PROVIDED RECORDS —

+---+

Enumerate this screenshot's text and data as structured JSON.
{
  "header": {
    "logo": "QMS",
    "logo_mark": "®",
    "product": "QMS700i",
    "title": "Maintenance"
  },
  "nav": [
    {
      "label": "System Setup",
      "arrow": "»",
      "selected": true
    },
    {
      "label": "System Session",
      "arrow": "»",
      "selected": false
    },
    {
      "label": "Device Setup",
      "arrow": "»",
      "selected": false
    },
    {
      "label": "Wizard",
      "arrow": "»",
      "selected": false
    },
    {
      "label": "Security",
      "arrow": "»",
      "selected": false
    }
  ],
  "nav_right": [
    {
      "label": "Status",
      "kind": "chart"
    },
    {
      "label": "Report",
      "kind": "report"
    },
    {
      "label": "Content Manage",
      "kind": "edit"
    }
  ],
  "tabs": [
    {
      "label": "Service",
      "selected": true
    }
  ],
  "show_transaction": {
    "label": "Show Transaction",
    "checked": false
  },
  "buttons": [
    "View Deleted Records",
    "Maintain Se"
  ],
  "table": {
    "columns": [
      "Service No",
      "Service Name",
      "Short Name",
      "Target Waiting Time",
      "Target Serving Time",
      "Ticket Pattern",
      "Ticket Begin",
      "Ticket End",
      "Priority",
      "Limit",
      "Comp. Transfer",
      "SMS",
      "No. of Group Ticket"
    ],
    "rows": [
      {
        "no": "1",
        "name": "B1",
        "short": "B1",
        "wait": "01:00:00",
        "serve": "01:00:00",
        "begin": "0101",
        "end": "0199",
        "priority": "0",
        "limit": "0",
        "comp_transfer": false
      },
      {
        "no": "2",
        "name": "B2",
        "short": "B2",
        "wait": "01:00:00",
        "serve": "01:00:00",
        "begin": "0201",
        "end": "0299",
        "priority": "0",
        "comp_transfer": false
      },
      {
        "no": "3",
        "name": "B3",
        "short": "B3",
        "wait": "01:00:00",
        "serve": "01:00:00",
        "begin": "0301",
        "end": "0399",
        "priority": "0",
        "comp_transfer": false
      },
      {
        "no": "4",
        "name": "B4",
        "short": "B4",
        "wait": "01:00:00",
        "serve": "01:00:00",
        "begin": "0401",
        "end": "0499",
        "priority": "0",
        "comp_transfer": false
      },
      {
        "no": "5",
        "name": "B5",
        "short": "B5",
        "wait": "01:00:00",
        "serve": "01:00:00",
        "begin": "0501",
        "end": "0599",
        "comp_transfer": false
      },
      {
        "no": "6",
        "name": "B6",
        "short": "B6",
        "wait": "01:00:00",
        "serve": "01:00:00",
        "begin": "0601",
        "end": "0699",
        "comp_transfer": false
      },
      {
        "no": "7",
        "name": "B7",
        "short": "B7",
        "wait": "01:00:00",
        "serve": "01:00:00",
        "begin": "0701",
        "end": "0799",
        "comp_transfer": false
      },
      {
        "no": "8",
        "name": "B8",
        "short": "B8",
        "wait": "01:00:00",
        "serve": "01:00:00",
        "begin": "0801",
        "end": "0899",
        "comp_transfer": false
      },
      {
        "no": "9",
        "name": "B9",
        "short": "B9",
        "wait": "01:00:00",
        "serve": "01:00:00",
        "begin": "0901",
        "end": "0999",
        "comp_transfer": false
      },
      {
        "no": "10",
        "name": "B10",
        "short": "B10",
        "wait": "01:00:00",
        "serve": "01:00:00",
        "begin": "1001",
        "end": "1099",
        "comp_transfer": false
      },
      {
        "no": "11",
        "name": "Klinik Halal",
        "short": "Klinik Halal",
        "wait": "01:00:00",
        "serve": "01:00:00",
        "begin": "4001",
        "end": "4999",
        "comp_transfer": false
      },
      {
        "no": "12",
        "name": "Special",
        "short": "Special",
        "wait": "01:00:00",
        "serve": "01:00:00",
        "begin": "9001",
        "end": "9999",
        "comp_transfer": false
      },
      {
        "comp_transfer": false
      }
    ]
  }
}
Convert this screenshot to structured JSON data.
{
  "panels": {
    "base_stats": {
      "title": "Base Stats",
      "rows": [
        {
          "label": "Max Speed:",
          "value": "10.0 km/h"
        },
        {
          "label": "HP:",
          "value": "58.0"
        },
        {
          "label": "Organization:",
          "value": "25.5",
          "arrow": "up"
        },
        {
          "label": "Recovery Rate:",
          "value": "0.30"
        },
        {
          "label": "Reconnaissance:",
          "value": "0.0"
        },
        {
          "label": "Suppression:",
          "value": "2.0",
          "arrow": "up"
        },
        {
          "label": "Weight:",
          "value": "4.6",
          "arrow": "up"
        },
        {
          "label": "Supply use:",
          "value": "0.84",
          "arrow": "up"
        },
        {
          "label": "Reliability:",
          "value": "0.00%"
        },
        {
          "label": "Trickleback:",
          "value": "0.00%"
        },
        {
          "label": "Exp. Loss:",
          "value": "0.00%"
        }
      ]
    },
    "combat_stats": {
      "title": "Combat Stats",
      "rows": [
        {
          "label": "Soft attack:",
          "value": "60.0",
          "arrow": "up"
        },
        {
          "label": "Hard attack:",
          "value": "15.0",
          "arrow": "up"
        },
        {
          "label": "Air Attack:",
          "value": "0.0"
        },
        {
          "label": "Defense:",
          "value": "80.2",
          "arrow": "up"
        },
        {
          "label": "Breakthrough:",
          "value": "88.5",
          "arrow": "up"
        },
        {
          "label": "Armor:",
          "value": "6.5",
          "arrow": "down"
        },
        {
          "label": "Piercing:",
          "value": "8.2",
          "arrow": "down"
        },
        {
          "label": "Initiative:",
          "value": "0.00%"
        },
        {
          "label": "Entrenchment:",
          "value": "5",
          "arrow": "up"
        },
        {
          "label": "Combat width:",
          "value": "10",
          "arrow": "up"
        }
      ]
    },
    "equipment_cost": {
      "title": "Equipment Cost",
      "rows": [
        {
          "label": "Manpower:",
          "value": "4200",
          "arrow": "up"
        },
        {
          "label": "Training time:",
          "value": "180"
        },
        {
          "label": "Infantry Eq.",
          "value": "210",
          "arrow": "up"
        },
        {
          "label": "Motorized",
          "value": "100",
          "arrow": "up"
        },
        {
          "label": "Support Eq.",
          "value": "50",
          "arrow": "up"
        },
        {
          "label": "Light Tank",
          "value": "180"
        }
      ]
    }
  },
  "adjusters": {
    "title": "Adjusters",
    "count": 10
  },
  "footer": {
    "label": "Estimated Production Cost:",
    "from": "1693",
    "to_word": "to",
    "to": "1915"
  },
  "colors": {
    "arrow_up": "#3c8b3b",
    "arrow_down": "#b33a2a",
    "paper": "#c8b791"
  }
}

+---+

WHAT YOU HAVE TO DO —
Reproduce the material verbatim, line by line.

OUTPUT —
Enumerate this screenshot's text and data as structured JSON.
{
  "header": {
    "logo": "QMS",
    "logo_mark": "®",
    "product": "QMS700i",
    "title": "Maintenance"
  },
  "nav": [
    {
      "label": "System Setup",
      "arrow": "»",
      "selected": true
    },
    {
      "label": "System Session",
      "arrow": "»",
      "selected": false
    },
    {
      "label": "Device Setup",
      "arrow": "»",
      "selected": false
    },
    {
      "label": "Wizard",
      "arrow": "»",
      "selected": false
    },
    {
      "label": "Security",
      "arrow": "»",
      "selected": false
    }
  ],
  "nav_right": [
    {
      "label": "Status",
      "kind": "chart"
    },
    {
      "label": "Report",
      "kind": "report"
    },
    {
      "label": "Content Manage",
      "kind": "edit"
    }
  ],
  "tabs": [
    {
      "label": "Service",
      "selected": true
    }
  ],
  "show_transaction": {
    "label": "Show Transaction",
    "checked": false
  },
  "buttons": [
    "View Deleted Records",
    "Maintain Se"
  ],
  "table": {
    "columns": [
      "Service No",
      "Service Name",
      "Short Name",
      "Target Waiting Time",
      "Target Serving Time",
      "Ticket Pattern",
      "Ticket Begin",
      "Ticket End",
      "Priority",
      "Limit",
      "Comp. Transfer",
      "SMS",
      "No. of Group Ticket"
    ],
    "rows": [
      {
        "no": "1",
        "name": "B1",
        "short": "B1",
        "wait": "01:00:00",
        "serve": "01:00:00",
        "begin": "0101",
        "end": "0199",
        "priority": "0",
        "limit": "0",
        "comp_transfer": false
      },
      {
        "no": "2",
        "name": "B2",
        "short": "B2",
        "wait": "01:00:00",
        "serve": "01:00:00",
        "begin": "0201",
        "end": "0299",
        "priority": "0",
        "comp_transfer": false
      },
      {
        "no": "3",
        "name": "B3",
        "short": "B3",
        "wait": "01:00:00",
        "serve": "01:00:00",
        "begin": "0301",
        "end": "0399",
        "priority": "0",
        "comp_transfer": false
      },
      {
        "no": "4",
        "name": "B4",
        "short": "B4",
        "wait": "01:00:00",
        "serve": "01:00:00",
        "begin": "0401",
        "end": "0499",
        "priority": "0",
        "comp_transfer": false
      },
      {
        "no": "5",
        "name": "B5",
        "short": "B5",
        "wait": "01:00:00",
        "serve": "01:00:00",
        "begin": "0501",
        "end": "0599",
        "comp_transfer": false
      },
      {
        "no": "6",
        "name": "B6",
        "short": "B6",
        "wait": "01:00:00",
        "serve": "01:00:00",
        "begin": "0601",
        "end": "0699",
        "comp_transfer": false
      },
      {
        "no": "7",
        "name": "B7",
        "short": "B7",
        "wait": "01:00:00",
        "serve": "01:00:00",
        "begin": "0701",
        "end": "0799",
        "comp_transfer": false
      },
      {
        "no": "8",
        "name": "B8",
        "short": "B8",
        "wait": "01:00:00",
        "serve": "01:00:00",
        "begin": "0801",
        "end": "0899",
        "comp_transfer": false
      },
      {
        "no": "9",
        "name": "B9",
        "short": "B9",
        "wait": "01:00:00",
        "serve": "01:00:00",
        "begin": "0901",
        "end": "0999",
        "comp_transfer": false
      },
      {
        "no": "10",
        "name": "B10",
        "short": "B10",
        "wait": "01:00:00",
        "serve": "01:00:00",
        "begin": "1001",
        "end": "1099",
        "comp_transfer": false
      },
      {
        "no": "11",
        "name": "Klinik Halal",
        "short": "Klinik Halal",
        "wait": "01:00:00",
        "serve": "01:00:00",
        "begin": "4001",
        "end": "4999",
        "comp_transfer": false
      },
      {
        "no": "12",
        "name": "Special",
        "short": "Special",
        "wait": "01:00:00",
        "serve": "01:00:00",
        "begin": "9001",
        "end": "9999",
        "comp_transfer": false
      },
      {
        "comp_transfer": false
      }
    ]
  }
}
Convert this screenshot to structured JSON data.
{
  "panels": {
    "base_stats": {
      "title": "Base Stats",
      "rows": [
        {
          "label": "Max Speed:",
          "value": "10.0 km/h"
        },
        {
          "label": "HP:",
          "value": "58.0"
        },
        {
          "label": "Organization:",
          "value": "25.5",
          "arrow": "up"
        },
        {
          "label": "Recovery Rate:",
          "value": "0.30"
        },
        {
          "label": "Reconnaissance:",
          "value": "0.0"
        },
        {
          "label": "Suppression:",
          "value": "2.0",
          "arrow": "up"
        },
        {
          "label": "Weight:",
          "value": "4.6",
          "arrow": "up"
        },
        {
          "label": "Supply use:",
          "value": "0.84",
          "arrow": "up"
        },
        {
          "label": "Reliability:",
          "value": "0.00%"
        },
        {
          "label": "Trickleback:",
          "value": "0.00%"
        },
        {
          "label": "Exp. Loss:",
          "value": "0.00%"
        }
      ]
    },
    "combat_stats": {
      "title": "Combat Stats",
      "rows": [
        {
          "label": "Soft attack:",
          "value": "60.0",
          "arrow": "up"
        },
        {
          "label": "Hard attack:",
          "value": "15.0",
          "arrow": "up"
        },
        {
          "label": "Air Attack:",
          "value": "0.0"
        },
        {
          "label": "Defense:",
          "value": "80.2",
          "arrow": "up"
        },
        {
          "label": "Breakthrough:",
          "value": "88.5",
          "arrow": "up"
        },
        {
          "label": "Armor:",
          "value": "6.5",
          "arrow": "down"
        },
        {
          "label": "Piercing:",
          "value": "8.2",
          "arrow": "down"
        },
        {
          "label": "Initiative:",
          "value": "0.00%"
        },
        {
          "label": "Entrenchment:",
          "value": "5",
          "arrow": "up"
        },
        {
          "label": "Combat width:",
          "value": "10",
          "arrow": "up"
        }
      ]
    },
    "equipment_cost": {
      "title": "Equipment Cost",
      "rows": [
        {
          "label": "Manpower:",
          "value": "4200",
          "arrow": "up"
        },
        {
          "label": "Training time:",
          "value": "180"
        },
        {
          "label": "Infantry Eq.",
          "value": "210",
          "arrow": "up"
        },
        {
          "label": "Motorized",
          "value": "100",
          "arrow": "up"
        },
        {
          "label": "Support Eq.",
          "value": "50",
          "arrow": "up"
        },
        {
          "label": "Light Tank",
          "value": "180"
        }
      ]
    }
  },
  "adjusters": {
    "title": "Adjusters",
    "count": 10
  },
  "footer": {
    "label": "Estimated Production Cost:",
    "from": "1693",
    "to_word": "to",
    "to": "1915"
  },
  "colors": {
    "arrow_up": "#3c8b3b",
    "arrow_down": "#b33a2a",
    "paper": "#c8b791"
  }
}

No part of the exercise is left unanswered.